## Task brief
Report each line of the data that has "Other" somewhere in it.

## Records provided
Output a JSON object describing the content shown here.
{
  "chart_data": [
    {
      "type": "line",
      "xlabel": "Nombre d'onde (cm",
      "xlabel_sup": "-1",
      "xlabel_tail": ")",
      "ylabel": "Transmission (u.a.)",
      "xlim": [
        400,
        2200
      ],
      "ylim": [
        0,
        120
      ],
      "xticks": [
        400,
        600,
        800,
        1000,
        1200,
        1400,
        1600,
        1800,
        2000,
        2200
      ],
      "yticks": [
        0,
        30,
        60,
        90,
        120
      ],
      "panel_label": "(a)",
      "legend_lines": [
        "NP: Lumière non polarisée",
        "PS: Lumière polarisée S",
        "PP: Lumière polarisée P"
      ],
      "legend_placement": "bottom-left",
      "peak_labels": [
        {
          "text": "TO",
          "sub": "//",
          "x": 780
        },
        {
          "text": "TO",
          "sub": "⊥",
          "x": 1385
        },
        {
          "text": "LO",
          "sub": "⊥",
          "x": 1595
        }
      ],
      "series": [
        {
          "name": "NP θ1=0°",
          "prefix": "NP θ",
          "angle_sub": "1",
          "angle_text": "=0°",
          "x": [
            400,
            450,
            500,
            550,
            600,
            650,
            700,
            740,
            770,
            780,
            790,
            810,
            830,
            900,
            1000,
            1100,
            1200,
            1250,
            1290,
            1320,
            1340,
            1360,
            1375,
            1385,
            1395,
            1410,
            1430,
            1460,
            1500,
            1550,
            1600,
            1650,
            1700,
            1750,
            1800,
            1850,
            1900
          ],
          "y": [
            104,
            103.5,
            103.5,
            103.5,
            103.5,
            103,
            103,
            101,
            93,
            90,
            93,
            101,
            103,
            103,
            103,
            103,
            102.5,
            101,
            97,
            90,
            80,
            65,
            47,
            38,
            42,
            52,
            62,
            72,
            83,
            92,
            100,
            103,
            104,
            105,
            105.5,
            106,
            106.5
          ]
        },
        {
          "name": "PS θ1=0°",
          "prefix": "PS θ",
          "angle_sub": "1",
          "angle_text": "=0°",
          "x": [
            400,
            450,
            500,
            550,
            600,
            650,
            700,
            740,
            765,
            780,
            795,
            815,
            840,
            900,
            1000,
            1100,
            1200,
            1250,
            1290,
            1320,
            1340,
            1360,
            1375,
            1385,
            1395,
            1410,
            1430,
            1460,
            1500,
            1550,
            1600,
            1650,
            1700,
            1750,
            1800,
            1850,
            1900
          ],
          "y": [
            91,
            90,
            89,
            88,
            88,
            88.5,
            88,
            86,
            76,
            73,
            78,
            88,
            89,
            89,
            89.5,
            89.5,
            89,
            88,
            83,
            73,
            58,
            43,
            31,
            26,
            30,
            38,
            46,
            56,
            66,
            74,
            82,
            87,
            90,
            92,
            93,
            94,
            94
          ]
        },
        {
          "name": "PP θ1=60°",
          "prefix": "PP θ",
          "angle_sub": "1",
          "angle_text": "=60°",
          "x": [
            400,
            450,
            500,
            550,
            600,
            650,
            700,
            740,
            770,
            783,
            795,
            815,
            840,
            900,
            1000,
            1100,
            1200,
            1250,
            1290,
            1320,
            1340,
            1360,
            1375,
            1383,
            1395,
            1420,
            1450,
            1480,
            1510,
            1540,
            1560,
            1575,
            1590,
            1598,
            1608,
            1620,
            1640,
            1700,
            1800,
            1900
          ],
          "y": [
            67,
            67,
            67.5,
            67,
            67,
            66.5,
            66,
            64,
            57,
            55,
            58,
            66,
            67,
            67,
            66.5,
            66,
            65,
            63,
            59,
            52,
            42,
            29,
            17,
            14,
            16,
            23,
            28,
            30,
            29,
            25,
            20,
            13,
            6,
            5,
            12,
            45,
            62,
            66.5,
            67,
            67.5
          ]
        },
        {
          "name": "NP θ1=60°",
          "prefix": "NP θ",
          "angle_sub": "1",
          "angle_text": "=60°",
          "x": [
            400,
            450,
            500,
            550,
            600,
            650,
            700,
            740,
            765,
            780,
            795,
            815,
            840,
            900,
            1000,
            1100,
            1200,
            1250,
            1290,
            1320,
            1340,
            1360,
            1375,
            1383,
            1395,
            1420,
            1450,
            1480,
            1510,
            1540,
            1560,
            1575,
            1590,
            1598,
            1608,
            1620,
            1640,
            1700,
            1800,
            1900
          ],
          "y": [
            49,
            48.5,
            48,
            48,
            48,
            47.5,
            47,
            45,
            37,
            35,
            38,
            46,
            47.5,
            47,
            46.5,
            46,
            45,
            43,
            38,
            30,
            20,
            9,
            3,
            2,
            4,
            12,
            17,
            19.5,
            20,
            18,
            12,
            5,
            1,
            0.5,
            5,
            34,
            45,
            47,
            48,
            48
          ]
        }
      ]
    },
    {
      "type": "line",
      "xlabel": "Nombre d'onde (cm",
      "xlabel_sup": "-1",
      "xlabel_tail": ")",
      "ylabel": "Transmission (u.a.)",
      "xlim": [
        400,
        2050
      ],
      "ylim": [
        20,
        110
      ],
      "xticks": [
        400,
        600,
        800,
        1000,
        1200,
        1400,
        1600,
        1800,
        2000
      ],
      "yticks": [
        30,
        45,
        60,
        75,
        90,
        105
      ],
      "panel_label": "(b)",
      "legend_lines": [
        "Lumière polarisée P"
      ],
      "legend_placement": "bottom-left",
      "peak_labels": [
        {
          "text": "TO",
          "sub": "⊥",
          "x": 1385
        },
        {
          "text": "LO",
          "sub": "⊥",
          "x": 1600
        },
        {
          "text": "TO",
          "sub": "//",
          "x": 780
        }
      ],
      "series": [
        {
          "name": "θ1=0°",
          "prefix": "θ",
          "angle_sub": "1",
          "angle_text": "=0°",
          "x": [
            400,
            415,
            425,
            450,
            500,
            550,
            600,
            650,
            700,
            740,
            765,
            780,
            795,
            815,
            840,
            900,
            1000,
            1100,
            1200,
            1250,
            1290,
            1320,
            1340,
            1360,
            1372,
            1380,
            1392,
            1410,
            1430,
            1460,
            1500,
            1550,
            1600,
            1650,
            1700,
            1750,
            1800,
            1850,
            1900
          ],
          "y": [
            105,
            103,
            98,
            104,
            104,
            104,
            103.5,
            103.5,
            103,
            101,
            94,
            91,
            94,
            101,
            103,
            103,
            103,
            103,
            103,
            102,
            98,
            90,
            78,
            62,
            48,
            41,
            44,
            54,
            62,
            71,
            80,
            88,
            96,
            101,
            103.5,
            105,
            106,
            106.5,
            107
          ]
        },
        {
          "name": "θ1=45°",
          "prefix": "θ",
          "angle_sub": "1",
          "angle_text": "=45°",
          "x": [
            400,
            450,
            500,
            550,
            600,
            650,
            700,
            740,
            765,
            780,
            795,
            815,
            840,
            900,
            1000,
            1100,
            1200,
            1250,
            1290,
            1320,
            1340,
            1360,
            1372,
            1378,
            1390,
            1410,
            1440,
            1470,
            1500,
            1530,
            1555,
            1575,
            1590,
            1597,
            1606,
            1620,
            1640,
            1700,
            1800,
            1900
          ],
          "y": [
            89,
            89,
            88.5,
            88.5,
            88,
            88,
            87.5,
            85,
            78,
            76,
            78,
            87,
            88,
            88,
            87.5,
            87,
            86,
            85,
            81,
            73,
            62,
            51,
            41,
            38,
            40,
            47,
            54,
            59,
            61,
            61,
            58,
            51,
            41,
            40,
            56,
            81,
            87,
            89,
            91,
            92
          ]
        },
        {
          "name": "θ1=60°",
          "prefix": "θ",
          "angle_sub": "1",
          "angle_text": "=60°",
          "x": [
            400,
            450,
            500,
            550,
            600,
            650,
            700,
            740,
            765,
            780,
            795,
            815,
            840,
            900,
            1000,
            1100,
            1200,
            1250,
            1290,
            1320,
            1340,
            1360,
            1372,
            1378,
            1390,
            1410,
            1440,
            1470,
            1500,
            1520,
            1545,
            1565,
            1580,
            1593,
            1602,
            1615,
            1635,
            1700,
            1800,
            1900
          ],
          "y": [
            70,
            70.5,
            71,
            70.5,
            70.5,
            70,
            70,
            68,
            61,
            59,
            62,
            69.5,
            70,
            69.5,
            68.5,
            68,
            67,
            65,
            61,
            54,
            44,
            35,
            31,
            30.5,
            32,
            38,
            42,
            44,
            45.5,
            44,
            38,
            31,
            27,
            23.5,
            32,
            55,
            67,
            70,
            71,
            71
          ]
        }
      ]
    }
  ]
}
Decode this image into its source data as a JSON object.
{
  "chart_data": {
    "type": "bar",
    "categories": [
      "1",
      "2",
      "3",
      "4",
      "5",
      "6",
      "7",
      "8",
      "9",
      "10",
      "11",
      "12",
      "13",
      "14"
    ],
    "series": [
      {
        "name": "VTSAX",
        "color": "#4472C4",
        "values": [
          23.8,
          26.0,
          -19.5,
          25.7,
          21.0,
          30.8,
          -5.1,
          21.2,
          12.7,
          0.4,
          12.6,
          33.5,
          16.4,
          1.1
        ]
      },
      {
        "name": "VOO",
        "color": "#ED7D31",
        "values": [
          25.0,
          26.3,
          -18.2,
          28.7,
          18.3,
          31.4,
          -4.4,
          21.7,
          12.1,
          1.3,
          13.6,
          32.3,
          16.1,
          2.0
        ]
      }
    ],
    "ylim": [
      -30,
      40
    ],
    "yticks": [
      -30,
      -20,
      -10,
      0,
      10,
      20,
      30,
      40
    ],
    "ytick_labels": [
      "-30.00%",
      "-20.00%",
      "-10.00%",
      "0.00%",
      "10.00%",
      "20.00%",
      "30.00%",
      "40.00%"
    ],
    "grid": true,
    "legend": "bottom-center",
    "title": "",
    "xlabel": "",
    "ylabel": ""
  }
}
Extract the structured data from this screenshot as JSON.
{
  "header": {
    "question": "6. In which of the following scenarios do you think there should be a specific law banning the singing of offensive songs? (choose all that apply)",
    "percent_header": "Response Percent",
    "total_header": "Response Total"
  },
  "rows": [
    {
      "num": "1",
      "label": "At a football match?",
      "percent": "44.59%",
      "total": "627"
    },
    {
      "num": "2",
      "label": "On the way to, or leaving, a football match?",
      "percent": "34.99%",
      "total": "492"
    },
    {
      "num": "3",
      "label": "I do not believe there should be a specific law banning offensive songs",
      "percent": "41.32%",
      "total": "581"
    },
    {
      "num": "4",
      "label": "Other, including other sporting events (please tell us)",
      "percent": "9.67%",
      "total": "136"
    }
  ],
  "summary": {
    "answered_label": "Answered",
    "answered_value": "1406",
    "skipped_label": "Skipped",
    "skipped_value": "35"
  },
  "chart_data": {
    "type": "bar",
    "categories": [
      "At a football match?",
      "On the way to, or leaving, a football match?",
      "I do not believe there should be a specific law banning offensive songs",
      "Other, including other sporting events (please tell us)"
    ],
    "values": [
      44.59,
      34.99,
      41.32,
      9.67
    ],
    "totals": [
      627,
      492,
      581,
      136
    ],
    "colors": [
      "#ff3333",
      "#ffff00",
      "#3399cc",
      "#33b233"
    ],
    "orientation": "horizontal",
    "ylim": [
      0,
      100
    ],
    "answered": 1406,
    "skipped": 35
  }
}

## The completed task
      "label": "Other, including other sporting events (please tell us)",
      "Other, including other sporting events (please tell us)"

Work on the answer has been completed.